* [Task directions]: Each record must be reproduced exactly as it is shown.

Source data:
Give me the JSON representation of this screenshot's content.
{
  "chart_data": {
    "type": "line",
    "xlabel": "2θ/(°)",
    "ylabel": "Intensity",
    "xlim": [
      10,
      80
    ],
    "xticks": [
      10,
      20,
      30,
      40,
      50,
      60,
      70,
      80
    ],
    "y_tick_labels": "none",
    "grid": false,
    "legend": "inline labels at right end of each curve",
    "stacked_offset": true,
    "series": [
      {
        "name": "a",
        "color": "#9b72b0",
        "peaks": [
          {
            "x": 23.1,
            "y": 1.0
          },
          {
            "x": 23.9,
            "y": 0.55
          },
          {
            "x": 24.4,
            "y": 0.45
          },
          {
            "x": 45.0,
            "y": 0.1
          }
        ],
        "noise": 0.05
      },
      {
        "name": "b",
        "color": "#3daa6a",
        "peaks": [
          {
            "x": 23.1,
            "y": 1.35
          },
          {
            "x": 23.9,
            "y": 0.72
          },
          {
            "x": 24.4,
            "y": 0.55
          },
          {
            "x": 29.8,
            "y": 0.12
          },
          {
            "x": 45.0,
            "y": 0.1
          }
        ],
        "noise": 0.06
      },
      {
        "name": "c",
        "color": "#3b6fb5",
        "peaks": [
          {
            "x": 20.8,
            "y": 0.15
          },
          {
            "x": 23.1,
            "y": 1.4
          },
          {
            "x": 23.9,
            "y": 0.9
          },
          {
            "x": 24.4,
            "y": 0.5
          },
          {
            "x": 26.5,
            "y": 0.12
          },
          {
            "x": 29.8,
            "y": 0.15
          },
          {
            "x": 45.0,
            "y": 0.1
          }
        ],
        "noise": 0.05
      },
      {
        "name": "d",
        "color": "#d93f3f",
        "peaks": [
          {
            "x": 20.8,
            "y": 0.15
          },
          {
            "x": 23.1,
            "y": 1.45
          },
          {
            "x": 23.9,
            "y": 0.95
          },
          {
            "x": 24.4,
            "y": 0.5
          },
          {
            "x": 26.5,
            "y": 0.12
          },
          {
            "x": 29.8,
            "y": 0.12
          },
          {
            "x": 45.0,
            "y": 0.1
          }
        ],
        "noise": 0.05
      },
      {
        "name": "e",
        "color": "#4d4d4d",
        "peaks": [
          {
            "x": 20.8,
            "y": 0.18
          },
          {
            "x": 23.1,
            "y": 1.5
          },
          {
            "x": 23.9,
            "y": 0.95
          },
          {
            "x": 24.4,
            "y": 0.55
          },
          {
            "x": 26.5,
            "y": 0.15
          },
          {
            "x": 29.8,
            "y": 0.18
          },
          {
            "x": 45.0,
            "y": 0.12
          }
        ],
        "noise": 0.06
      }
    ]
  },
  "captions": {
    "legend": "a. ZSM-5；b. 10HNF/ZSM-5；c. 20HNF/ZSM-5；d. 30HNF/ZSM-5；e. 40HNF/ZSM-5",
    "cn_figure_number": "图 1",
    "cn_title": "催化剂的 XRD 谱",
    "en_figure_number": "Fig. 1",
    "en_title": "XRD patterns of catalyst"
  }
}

* [Result]:
Give me the JSON representation of this screenshot's content.
{
  "chart_data": {
    "type": "line",
    "xlabel": "2θ/(°)",
    "ylabel": "Intensity",
    "xlim": [
      10,
      80
    ],
    "xticks": [
      10,
      20,
      30,
      40,
      50,
      60,
      70,
      80
    ],
    "y_tick_labels": "none",
    "grid": false,
    "legend": "inline labels at right end of each curve",
    "stacked_offset": true,
    "series": [
      {
        "name": "a",
        "color": "#9b72b0",
        "peaks": [
          {
            "x": 23.1,
            "y": 1.0
          },
          {
            "x": 23.9,
            "y": 0.55
          },
          {
            "x": 24.4,
            "y": 0.45
          },
          {
            "x": 45.0,
            "y": 0.1
          }
        ],
        "noise": 0.05
      },
      {
        "name": "b",
        "color": "#3daa6a",
        "peaks": [
          {
            "x": 23.1,
            "y": 1.35
          },
          {
            "x": 23.9,
            "y": 0.72
          },
          {
            "x": 24.4,
            "y": 0.55
          },
          {
            "x": 29.8,
            "y": 0.12
          },
          {
            "x": 45.0,
            "y": 0.1
          }
        ],
        "noise": 0.06
      },
      {
        "name": "c",
        "color": "#3b6fb5",
        "peaks": [
          {
            "x": 20.8,
            "y": 0.15
          },
          {
            "x": 23.1,
            "y": 1.4
          },
          {
            "x": 23.9,
            "y": 0.9
          },
          {
            "x": 24.4,
            "y": 0.5
          },
          {
            "x": 26.5,
            "y": 0.12
          },
          {
            "x": 29.8,
            "y": 0.15
          },
          {
            "x": 45.0,
            "y": 0.1
          }
        ],
        "noise": 0.05
      },
      {
        "name": "d",
        "color": "#d93f3f",
        "peaks": [
          {
            "x": 20.8,
            "y": 0.15
          },
          {
            "x": 23.1,
            "y": 1.45
          },
          {
            "x": 23.9,
            "y": 0.95
          },
          {
            "x": 24.4,
            "y": 0.5
          },
          {
            "x": 26.5,
            "y": 0.12
          },
          {
            "x": 29.8,
            "y": 0.12
          },
          {
            "x": 45.0,
            "y": 0.1
          }
        ],
        "noise": 0.05
      },
      {
        "name": "e",
        "color": "#4d4d4d",
        "peaks": [
          {
            "x": 20.8,
            "y": 0.18
          },
          {
            "x": 23.1,
            "y": 1.5
          },
          {
            "x": 23.9,
            "y": 0.95
          },
          {
            "x": 24.4,
            "y": 0.55
          },
          {
            "x": 26.5,
            "y": 0.15
          },
          {
            "x": 29.8,
            "y": 0.18
          },
          {
            "x": 45.0,
            "y": 0.12
          }
        ],
        "noise": 0.06
      }
    ]
  },
  "captions": {
    "legend": "a. ZSM-5；b. 10HNF/ZSM-5；c. 20HNF/ZSM-5；d. 30HNF/ZSM-5；e. 40HNF/ZSM-5",
    "cn_figure_number": "图 1",
    "cn_title": "催化剂的 XRD 谱",
    "en_figure_number": "Fig. 1",
    "en_title": "XRD patterns of catalyst"
  }
}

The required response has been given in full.